--- begin ---

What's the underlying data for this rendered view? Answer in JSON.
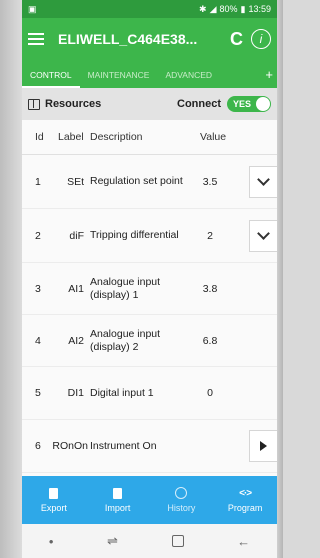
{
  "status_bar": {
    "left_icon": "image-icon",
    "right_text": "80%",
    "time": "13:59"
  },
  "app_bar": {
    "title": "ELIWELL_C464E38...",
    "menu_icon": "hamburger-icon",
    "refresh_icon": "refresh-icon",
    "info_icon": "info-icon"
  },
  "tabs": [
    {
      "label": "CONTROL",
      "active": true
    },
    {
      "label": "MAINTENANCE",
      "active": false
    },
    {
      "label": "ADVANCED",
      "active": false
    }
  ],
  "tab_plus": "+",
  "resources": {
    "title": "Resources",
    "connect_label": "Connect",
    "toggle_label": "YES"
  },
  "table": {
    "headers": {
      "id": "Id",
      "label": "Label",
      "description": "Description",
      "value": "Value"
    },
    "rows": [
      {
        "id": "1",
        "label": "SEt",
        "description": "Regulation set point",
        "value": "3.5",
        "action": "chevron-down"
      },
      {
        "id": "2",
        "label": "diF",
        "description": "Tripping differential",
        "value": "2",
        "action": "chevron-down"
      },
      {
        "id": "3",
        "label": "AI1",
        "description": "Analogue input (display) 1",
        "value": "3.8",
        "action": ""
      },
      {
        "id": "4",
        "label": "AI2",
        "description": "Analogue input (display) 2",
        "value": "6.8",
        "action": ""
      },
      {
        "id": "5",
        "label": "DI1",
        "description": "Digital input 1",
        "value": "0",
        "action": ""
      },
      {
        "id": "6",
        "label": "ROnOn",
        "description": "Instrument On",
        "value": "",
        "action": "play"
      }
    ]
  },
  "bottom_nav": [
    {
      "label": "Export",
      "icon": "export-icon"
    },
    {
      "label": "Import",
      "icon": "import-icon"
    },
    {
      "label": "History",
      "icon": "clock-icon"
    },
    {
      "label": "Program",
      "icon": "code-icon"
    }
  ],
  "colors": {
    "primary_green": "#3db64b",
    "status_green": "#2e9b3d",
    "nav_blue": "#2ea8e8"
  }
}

--- end ---
--- begin ---

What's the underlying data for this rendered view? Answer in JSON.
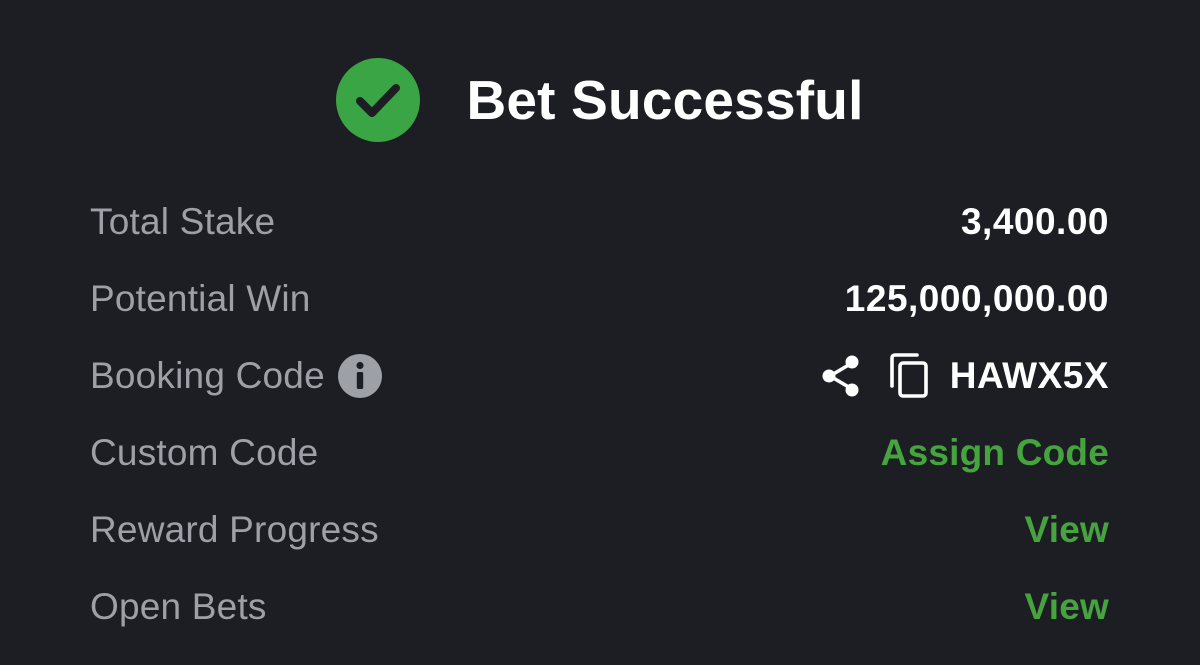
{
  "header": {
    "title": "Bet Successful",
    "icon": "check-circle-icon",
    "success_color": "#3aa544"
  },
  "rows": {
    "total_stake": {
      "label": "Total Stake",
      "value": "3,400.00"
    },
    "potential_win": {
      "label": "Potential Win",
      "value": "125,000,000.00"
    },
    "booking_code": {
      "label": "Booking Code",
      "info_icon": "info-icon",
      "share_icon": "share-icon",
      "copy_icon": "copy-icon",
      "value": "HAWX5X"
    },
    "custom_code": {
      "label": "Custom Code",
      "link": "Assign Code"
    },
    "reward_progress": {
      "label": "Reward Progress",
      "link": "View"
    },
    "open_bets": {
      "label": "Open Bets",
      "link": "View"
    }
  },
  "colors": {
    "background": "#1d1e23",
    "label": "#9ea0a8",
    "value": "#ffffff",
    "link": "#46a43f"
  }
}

--- end ---

> What the task requires:
Looking at the records above, say how many lines hold the string "icon". Write nothing but the number.

> Solution to this problem:
12